» **VORLIEGENDER AUSZUG**:
:::::

Hünfeld. Was wäre wenn … ich früher gewusst hätte, dass ich adoptiert worden bin? Ich Kontakt zu meiner leiblichen Mutter hätte? Oder in meiner Familie offener über das Thema Adoption gesprochen worden wäre? Mit diesen und anderen existenziellen Fragen rund um die eigene Herkunft und das Leben in einer Adoptivfamilie haben sich vier Personen, die im Rahmen einer Informationsveranstaltung „Adoptierte sprechen“ als Referenten eingeladen waren, auseinandergesetzt.

Mit großer Offenheit, Mut zu Emotionen und einem hohen Maß an Selbstreflexion wurden im Hünfelder Bonifatiuskloster die persönlichen Adoptions-Geschichten erzählt. Dabei glich keine Geschichte der anderen. So gab es große Unterschiede im Wissen um die Herkunftsfamilie und um die Gründe der Adoption, aber auch Unterschiede im Umgang mit dem Thema innerhalb der Adoptivfamilie.

Der gemeinsame Nenner aller Adoptierten war neben dem Wunsch, möglichst viel über die eigene Herkunft wissen zu wollen – „sonst fehlt ein Puzzleteil im eigenen Leben“ – auch der Respekt vor der Entscheidung der leiblichen Mutter und die Dankbarkeit, eine glückliche Kindheit verlebt zu haben.

„Eigentlich möchte jeder seine Wurzeln kennen – der eine früher, der andere später“, erklärte Diplom-Sozialpädagogin Ines George von der gemeinsamen Adoptionsvermittlungsstelle der Landkreise Fulda und Hersfeld-Rotenburg und der Stadt Fulda. Seit 2007 gibt es diese Anlaufstelle, die sich in der Leipziger Straße in Fulda befindet und sowohl Adoptivbewerber als auch Adoptivfamilien und -kinder, aber auch abgebende Mütter und Väter begleitet und betreut.

:::::

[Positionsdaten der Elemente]
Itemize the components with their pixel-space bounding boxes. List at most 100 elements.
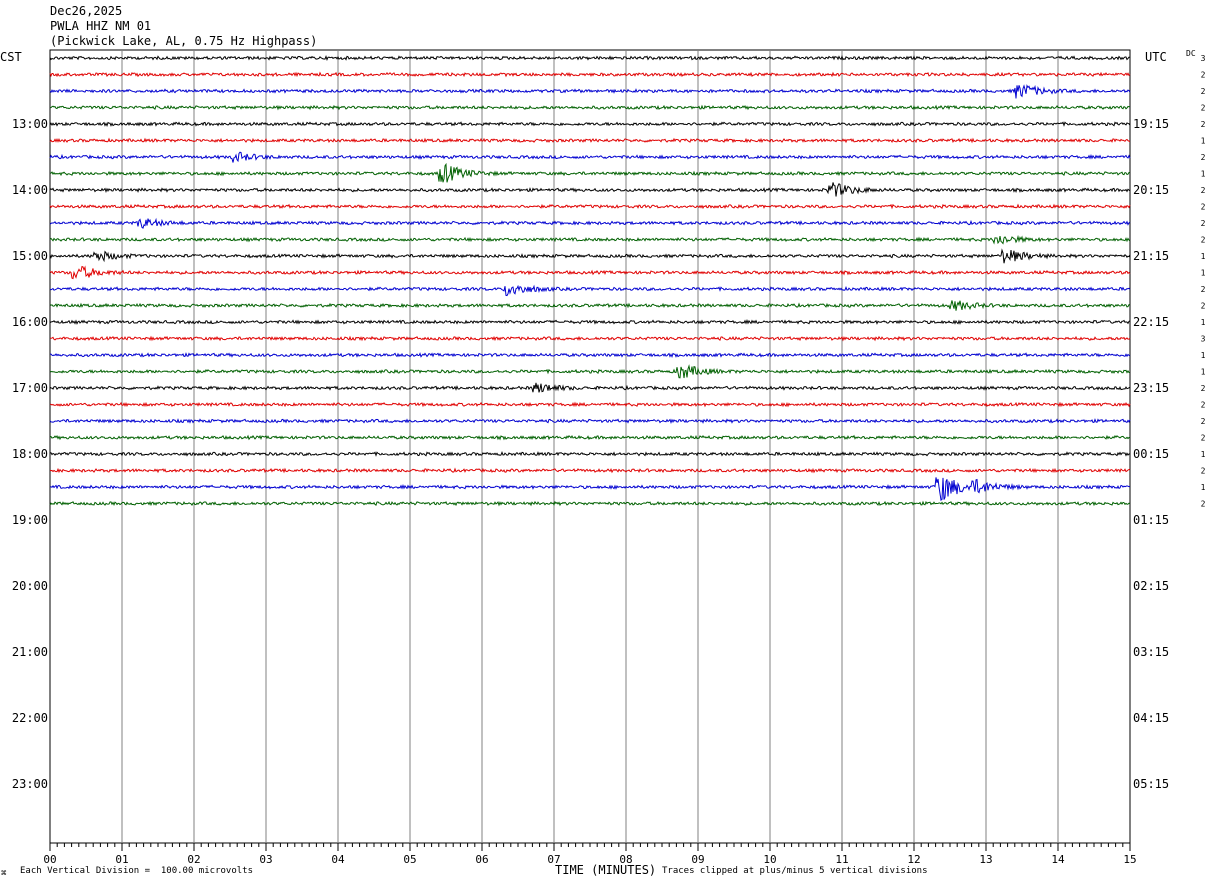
seismic-trace	[49, 450, 1131, 457]
dc-value: 1	[1201, 368, 1206, 377]
seismic-trace	[49, 137, 1131, 144]
seismic-trace	[49, 382, 1131, 393]
dc-value: 2	[1201, 500, 1206, 509]
seismic-trace	[49, 234, 1131, 245]
seismic-trace	[49, 284, 1131, 297]
x-tick-label: 14	[1051, 853, 1065, 866]
dc-value: 2	[1201, 236, 1206, 245]
seismic-trace	[49, 335, 1131, 342]
dc-value: 2	[1201, 384, 1206, 393]
seismic-trace	[49, 467, 1131, 474]
x-tick-label: 13	[979, 853, 992, 866]
x-tick-label: 15	[1123, 853, 1136, 866]
dc-value: 2	[1201, 219, 1206, 228]
right-hour-label: 20:15	[1133, 183, 1169, 197]
right-hour-label: 04:15	[1133, 711, 1169, 725]
right-hour-label: 02:15	[1133, 579, 1169, 593]
dc-value: 2	[1201, 285, 1206, 294]
seismic-trace	[49, 352, 1131, 359]
dc-value: 1	[1201, 483, 1206, 492]
dc-value: 2	[1201, 87, 1206, 96]
left-hour-label: 13:00	[12, 117, 48, 131]
seismic-trace	[49, 151, 1131, 163]
seismic-trace	[49, 248, 1131, 264]
left-hour-label: 16:00	[12, 315, 48, 329]
right-hour-label: 21:15	[1133, 249, 1169, 263]
left-hour-label: 14:00	[12, 183, 48, 197]
right-hour-label: 01:15	[1133, 513, 1169, 527]
dc-value: 2	[1201, 302, 1206, 311]
x-tick-label: 09	[691, 853, 704, 866]
dc-value: 2	[1201, 153, 1206, 162]
seismic-trace	[49, 182, 1131, 197]
dc-value: 2	[1201, 120, 1206, 129]
seismic-trace	[49, 104, 1131, 111]
x-tick-label: 08	[619, 853, 632, 866]
seismic-trace	[49, 121, 1131, 128]
dc-value: 1	[1201, 450, 1206, 459]
dc-value: 1	[1201, 252, 1206, 261]
dc-value: 1	[1201, 137, 1206, 146]
seismic-trace	[49, 418, 1131, 424]
x-tick-label: 02	[187, 853, 200, 866]
seismic-trace	[49, 500, 1131, 507]
left-hour-label: 19:00	[12, 513, 48, 527]
dc-value: 2	[1201, 434, 1206, 443]
right-timezone-label: UTC	[1145, 50, 1167, 64]
x-tick-label: 10	[763, 853, 776, 866]
dc-value: 3	[1201, 54, 1206, 63]
x-tick-label: 06	[475, 853, 488, 866]
dc-value: 2	[1201, 417, 1206, 426]
seismic-trace	[49, 318, 1131, 325]
x-tick-label: 07	[547, 853, 560, 866]
x-tick-label: 01	[115, 853, 128, 866]
header-location: (Pickwick Lake, AL, 0.75 Hz Highpass)	[50, 34, 318, 48]
dc-value: 1	[1201, 170, 1206, 179]
x-tick-label: 05	[403, 853, 416, 866]
seismic-trace	[49, 217, 1131, 229]
x-tick-label: 11	[835, 853, 848, 866]
dc-value: 1	[1201, 318, 1206, 327]
seismic-trace	[49, 71, 1131, 78]
seismic-trace	[49, 477, 1131, 501]
dc-value: 2	[1201, 186, 1206, 195]
left-timezone-label: CST	[0, 50, 22, 64]
seismic-trace	[49, 203, 1131, 210]
right-hour-label: 19:15	[1133, 117, 1169, 131]
corner-logo-mark: ⌘	[1, 869, 7, 879]
left-hour-label: 15:00	[12, 249, 48, 263]
header-date: Dec26,2025	[50, 4, 123, 18]
right-hour-label: 03:15	[1133, 645, 1169, 659]
scale-note: Each Vertical Division = 100.00 microvol…	[20, 866, 253, 876]
seismic-trace	[49, 364, 1131, 379]
left-hour-label: 20:00	[12, 579, 48, 593]
clip-note: Traces clipped at plus/minus 5 vertical …	[662, 866, 928, 876]
x-tick-label: 00	[43, 853, 56, 866]
seismic-trace	[49, 162, 1131, 183]
right-hour-label: 00:15	[1133, 447, 1169, 461]
right-hour-label: 22:15	[1133, 315, 1169, 329]
x-tick-label: 03	[259, 853, 272, 866]
right-hour-label: 05:15	[1133, 777, 1169, 791]
dc-value: 1	[1201, 351, 1206, 360]
dc-label: DC	[1186, 49, 1196, 58]
seismic-trace	[49, 54, 1131, 62]
x-axis-title: TIME (MINUTES)	[555, 863, 657, 877]
dc-value: 1	[1201, 269, 1206, 278]
dc-value: 2	[1201, 401, 1206, 410]
plot-frame	[49, 49, 1131, 844]
header-station: PWLA HHZ NM 01	[50, 19, 152, 33]
left-hour-label: 21:00	[12, 645, 48, 659]
seismic-trace	[49, 434, 1131, 441]
x-tick-label: 12	[907, 853, 920, 866]
seismic-trace	[49, 300, 1131, 311]
right-hour-label: 23:15	[1133, 381, 1169, 395]
dc-value: 2	[1201, 467, 1206, 476]
dc-value: 2	[1201, 203, 1206, 212]
dc-value: 2	[1201, 104, 1206, 113]
seismic-trace	[49, 401, 1131, 408]
left-hour-label: 18:00	[12, 447, 48, 461]
left-hour-label: 17:00	[12, 381, 48, 395]
seismic-trace	[49, 84, 1131, 99]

:::::

» **ARBEITSAUFTRAG A**: Erkläre anhand des Berichts über die Veranstaltung „Adoptierte sprechen“, warum die Adoptierten möglichst viel über ihre eigene Herkunft wissen wollten.
» **ARBEITSAUFTRAG B**: Setze den Bericht über die Veranstaltung „Adoptierte sprechen“ im Anschluss an seinen letzten Satz fort.

» **ERWARTETE AUSGABE A**: Ohne dieses Wissen fehlt nach ihren Worten ein Puzzleteil im eigenen Leben. Deshalb wollten alle Adoptierten möglichst viel über ihre Herkunft erfahren.

» **ERWARTETE AUSGABE B**:
„Menschen bearbeiten das Thema in unterschiedlicher Art und Weise und zu ganz unterschiedlichen Zeitpunkten“, ergänzte Diplom-Sozialarbeiterin Irmgard Plappert. Dies sei auch davon beeinflusst, wie offen mit dem Thema innerhalb der Familie, aber auch in der Gesellschaft umgegangen werde. „Früher war Adoption ein Tabuthema. Heute sagen wir, dass die Aufklärung bereits am Wickeltisch beginnt und Adoption eine Lebensform von vielen ist“, so Irmgard Plappert.

Die Frage, was sich die Adoptierten in ihrer Kindheit und Jugend gewünscht hätten, wurde mit „mehr Offenheit und Ehrlichkeit“ beantwortet. „Denn wenn man von Anfang an weiß, dass man adoptiert ist und damit aufwächst, ist es auch leichter, damit umzugehen“, betonte eine Referentin.

„Ein Kind zur Adoption freizugeben, ist eine ganz schwere und verantwortungsvolle Entscheidung, die Hochachtung und Respekt verdient. Diese Entscheidung ermöglicht Kindern, ein Leben in einem wertschätzenden Umfeld, aber auch vielen kinderlosen Frauen und Männern, Eltern zu sein“, bekräftigten Ines George und Irmgard Plappert. Dass das Interesse am Thema Adoption sehr groß ist, zeigten nicht nur die mit 70 Personen hohe Teilnehmerzahl, sondern auch die zahlreichen Fragen aus dem Publikum, das durch die persönlichen Geschichten der Adoptierten zum Nachdenken angeregt wurde. (Dorit Heydenreich)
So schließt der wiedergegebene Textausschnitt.